— Begin Data listing —

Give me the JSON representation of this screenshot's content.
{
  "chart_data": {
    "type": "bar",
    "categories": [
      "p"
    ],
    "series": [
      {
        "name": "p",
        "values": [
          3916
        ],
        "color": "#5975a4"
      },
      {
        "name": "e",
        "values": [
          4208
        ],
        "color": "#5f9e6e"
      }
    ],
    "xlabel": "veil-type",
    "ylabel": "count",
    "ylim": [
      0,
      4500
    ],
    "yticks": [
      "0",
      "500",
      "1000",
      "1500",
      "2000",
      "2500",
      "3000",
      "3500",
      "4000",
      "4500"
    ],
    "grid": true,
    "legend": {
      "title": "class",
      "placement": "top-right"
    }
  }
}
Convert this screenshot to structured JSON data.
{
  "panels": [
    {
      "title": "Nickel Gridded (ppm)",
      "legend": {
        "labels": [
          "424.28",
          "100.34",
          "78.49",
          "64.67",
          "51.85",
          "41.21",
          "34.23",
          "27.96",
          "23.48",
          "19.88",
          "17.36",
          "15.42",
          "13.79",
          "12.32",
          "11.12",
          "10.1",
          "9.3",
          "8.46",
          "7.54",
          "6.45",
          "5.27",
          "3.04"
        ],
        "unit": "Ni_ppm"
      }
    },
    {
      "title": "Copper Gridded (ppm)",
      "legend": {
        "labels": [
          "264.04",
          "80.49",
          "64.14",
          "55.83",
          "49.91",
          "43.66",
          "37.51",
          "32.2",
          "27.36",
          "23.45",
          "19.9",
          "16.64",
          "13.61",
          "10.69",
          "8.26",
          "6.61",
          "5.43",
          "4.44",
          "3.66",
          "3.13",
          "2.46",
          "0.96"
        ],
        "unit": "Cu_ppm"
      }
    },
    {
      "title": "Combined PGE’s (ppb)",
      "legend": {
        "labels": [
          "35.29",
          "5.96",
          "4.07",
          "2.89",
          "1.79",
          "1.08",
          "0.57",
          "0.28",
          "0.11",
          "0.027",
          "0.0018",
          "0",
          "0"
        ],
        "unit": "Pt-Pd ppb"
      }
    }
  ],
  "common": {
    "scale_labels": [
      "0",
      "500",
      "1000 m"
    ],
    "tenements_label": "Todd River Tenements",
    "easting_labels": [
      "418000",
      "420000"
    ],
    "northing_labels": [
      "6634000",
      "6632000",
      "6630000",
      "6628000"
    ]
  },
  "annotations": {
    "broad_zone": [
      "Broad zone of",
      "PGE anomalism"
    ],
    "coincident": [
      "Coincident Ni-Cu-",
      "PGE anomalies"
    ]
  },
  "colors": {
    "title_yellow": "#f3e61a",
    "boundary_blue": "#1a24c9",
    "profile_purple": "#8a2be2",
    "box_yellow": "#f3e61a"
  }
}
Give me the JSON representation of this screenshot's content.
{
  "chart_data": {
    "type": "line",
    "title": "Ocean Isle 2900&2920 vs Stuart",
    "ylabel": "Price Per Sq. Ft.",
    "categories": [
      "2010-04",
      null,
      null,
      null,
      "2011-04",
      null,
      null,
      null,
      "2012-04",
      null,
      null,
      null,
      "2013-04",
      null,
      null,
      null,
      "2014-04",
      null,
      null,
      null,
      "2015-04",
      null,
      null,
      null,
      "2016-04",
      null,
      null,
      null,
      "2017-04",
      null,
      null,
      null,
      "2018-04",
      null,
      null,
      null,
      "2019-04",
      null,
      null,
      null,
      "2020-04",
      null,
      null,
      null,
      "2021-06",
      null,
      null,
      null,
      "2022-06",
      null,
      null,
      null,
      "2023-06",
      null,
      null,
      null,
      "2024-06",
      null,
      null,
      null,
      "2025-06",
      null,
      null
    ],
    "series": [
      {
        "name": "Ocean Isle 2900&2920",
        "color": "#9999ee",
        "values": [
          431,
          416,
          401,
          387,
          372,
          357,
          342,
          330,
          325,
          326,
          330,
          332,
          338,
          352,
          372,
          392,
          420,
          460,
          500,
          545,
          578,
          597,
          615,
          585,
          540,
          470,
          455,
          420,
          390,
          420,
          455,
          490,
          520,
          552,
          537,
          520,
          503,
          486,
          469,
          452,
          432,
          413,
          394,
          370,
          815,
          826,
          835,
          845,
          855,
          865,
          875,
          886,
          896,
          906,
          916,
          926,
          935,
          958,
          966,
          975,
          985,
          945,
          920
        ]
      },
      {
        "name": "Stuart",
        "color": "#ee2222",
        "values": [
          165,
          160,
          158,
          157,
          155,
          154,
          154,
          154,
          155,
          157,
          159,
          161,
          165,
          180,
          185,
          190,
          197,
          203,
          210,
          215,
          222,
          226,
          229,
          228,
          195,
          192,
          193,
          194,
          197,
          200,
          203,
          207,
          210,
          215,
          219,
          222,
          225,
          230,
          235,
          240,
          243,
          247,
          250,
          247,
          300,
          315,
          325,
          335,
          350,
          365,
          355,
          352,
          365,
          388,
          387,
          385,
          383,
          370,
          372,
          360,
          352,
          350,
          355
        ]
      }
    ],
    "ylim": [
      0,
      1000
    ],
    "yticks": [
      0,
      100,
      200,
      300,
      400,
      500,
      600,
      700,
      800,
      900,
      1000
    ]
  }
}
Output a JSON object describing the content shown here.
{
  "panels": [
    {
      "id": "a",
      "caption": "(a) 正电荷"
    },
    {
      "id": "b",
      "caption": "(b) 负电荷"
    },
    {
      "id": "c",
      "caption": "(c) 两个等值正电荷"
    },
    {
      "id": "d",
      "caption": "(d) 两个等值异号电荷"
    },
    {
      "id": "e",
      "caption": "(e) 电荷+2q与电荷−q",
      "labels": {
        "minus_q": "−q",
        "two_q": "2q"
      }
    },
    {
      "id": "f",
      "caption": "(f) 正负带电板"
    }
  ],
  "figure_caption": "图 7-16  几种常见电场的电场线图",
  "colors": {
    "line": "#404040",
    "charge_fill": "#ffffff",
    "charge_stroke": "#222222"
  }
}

— End Data listing —

### Task to carry out
Copy all of the material word for word.

### Completed task
Give me the JSON representation of this screenshot's content.
{
  "chart_data": {
    "type": "bar",
    "categories": [
      "p"
    ],
    "series": [
      {
        "name": "p",
        "values": [
          3916
        ],
        "color": "#5975a4"
      },
      {
        "name": "e",
        "values": [
          4208
        ],
        "color": "#5f9e6e"
      }
    ],
    "xlabel": "veil-type",
    "ylabel": "count",
    "ylim": [
      0,
      4500
    ],
    "yticks": [
      "0",
      "500",
      "1000",
      "1500",
      "2000",
      "2500",
      "3000",
      "3500",
      "4000",
      "4500"
    ],
    "grid": true,
    "legend": {
      "title": "class",
      "placement": "top-right"
    }
  }
}
Convert this screenshot to structured JSON data.
{
  "panels": [
    {
      "title": "Nickel Gridded (ppm)",
      "legend": {
        "labels": [
          "424.28",
          "100.34",
          "78.49",
          "64.67",
          "51.85",
          "41.21",
          "34.23",
          "27.96",
          "23.48",
          "19.88",
          "17.36",
          "15.42",
          "13.79",
          "12.32",
          "11.12",
          "10.1",
          "9.3",
          "8.46",
          "7.54",
          "6.45",
          "5.27",
          "3.04"
        ],
        "unit": "Ni_ppm"
      }
    },
    {
      "title": "Copper Gridded (ppm)",
      "legend": {
        "labels": [
          "264.04",
          "80.49",
          "64.14",
          "55.83",
          "49.91",
          "43.66",
          "37.51",
          "32.2",
          "27.36",
          "23.45",
          "19.9",
          "16.64",
          "13.61",
          "10.69",
          "8.26",
          "6.61",
          "5.43",
          "4.44",
          "3.66",
          "3.13",
          "2.46",
          "0.96"
        ],
        "unit": "Cu_ppm"
      }
    },
    {
      "title": "Combined PGE’s (ppb)",
      "legend": {
        "labels": [
          "35.29",
          "5.96",
          "4.07",
          "2.89",
          "1.79",
          "1.08",
          "0.57",
          "0.28",
          "0.11",
          "0.027",
          "0.0018",
          "0",
          "0"
        ],
        "unit": "Pt-Pd ppb"
      }
    }
  ],
  "common": {
    "scale_labels": [
      "0",
      "500",
      "1000 m"
    ],
    "tenements_label": "Todd River Tenements",
    "easting_labels": [
      "418000",
      "420000"
    ],
    "northing_labels": [
      "6634000",
      "6632000",
      "6630000",
      "6628000"
    ]
  },
  "annotations": {
    "broad_zone": [
      "Broad zone of",
      "PGE anomalism"
    ],
    "coincident": [
      "Coincident Ni-Cu-",
      "PGE anomalies"
    ]
  },
  "colors": {
    "title_yellow": "#f3e61a",
    "boundary_blue": "#1a24c9",
    "profile_purple": "#8a2be2",
    "box_yellow": "#f3e61a"
  }
}
Give me the JSON representation of this screenshot's content.
{
  "chart_data": {
    "type": "line",
    "title": "Ocean Isle 2900&2920 vs Stuart",
    "ylabel": "Price Per Sq. Ft.",
    "categories": [
      "2010-04",
      null,
      null,
      null,
      "2011-04",
      null,
      null,
      null,
      "2012-04",
      null,
      null,
      null,
      "2013-04",
      null,
      null,
      null,
      "2014-04",
      null,
      null,
      null,
      "2015-04",
      null,
      null,
      null,
      "2016-04",
      null,
      null,
      null,
      "2017-04",
      null,
      null,
      null,
      "2018-04",
      null,
      null,
      null,
      "2019-04",
      null,
      null,
      null,
      "2020-04",
      null,
      null,
      null,
      "2021-06",
      null,
      null,
      null,
      "2022-06",
      null,
      null,
      null,
      "2023-06",
      null,
      null,
      null,
      "2024-06",
      null,
      null,
      null,
      "2025-06",
      null,
      null
    ],
    "series": [
      {
        "name": "Ocean Isle 2900&2920",
        "color": "#9999ee",
        "values": [
          431,
          416,
          401,
          387,
          372,
          357,
          342,
          330,
          325,
          326,
          330,
          332,
          338,
          352,
          372,
          392,
          420,
          460,
          500,
          545,
          578,
          597,
          615,
          585,
          540,
          470,
          455,
          420,
          390,
          420,
          455,
          490,
          520,
          552,
          537,
          520,
          503,
          486,
          469,
          452,
          432,
          413,
          394,
          370,
          815,
          826,
          835,
          845,
          855,
          865,
          875,
          886,
          896,
          906,
          916,
          926,
          935,
          958,
          966,
          975,
          985,
          945,
          920
        ]
      },
      {
        "name": "Stuart",
        "color": "#ee2222",
        "values": [
          165,
          160,
          158,
          157,
          155,
          154,
          154,
          154,
          155,
          157,
          159,
          161,
          165,
          180,
          185,
          190,
          197,
          203,
          210,
          215,
          222,
          226,
          229,
          228,
          195,
          192,
          193,
          194,
          197,
          200,
          203,
          207,
          210,
          215,
          219,
          222,
          225,
          230,
          235,
          240,
          243,
          247,
          250,
          247,
          300,
          315,
          325,
          335,
          350,
          365,
          355,
          352,
          365,
          388,
          387,
          385,
          383,
          370,
          372,
          360,
          352,
          350,
          355
        ]
      }
    ],
    "ylim": [
      0,
      1000
    ],
    "yticks": [
      0,
      100,
      200,
      300,
      400,
      500,
      600,
      700,
      800,
      900,
      1000
    ]
  }
}
Output a JSON object describing the content shown here.
{
  "panels": [
    {
      "id": "a",
      "caption": "(a) 正电荷"
    },
    {
      "id": "b",
      "caption": "(b) 负电荷"
    },
    {
      "id": "c",
      "caption": "(c) 两个等值正电荷"
    },
    {
      "id": "d",
      "caption": "(d) 两个等值异号电荷"
    },
    {
      "id": "e",
      "caption": "(e) 电荷+2q与电荷−q",
      "labels": {
        "minus_q": "−q",
        "two_q": "2q"
      }
    },
    {
      "id": "f",
      "caption": "(f) 正负带电板"
    }
  ],
  "figure_caption": "图 7-16  几种常见电场的电场线图",
  "colors": {
    "line": "#404040",
    "charge_fill": "#ffffff",
    "charge_stroke": "#222222"
  }
}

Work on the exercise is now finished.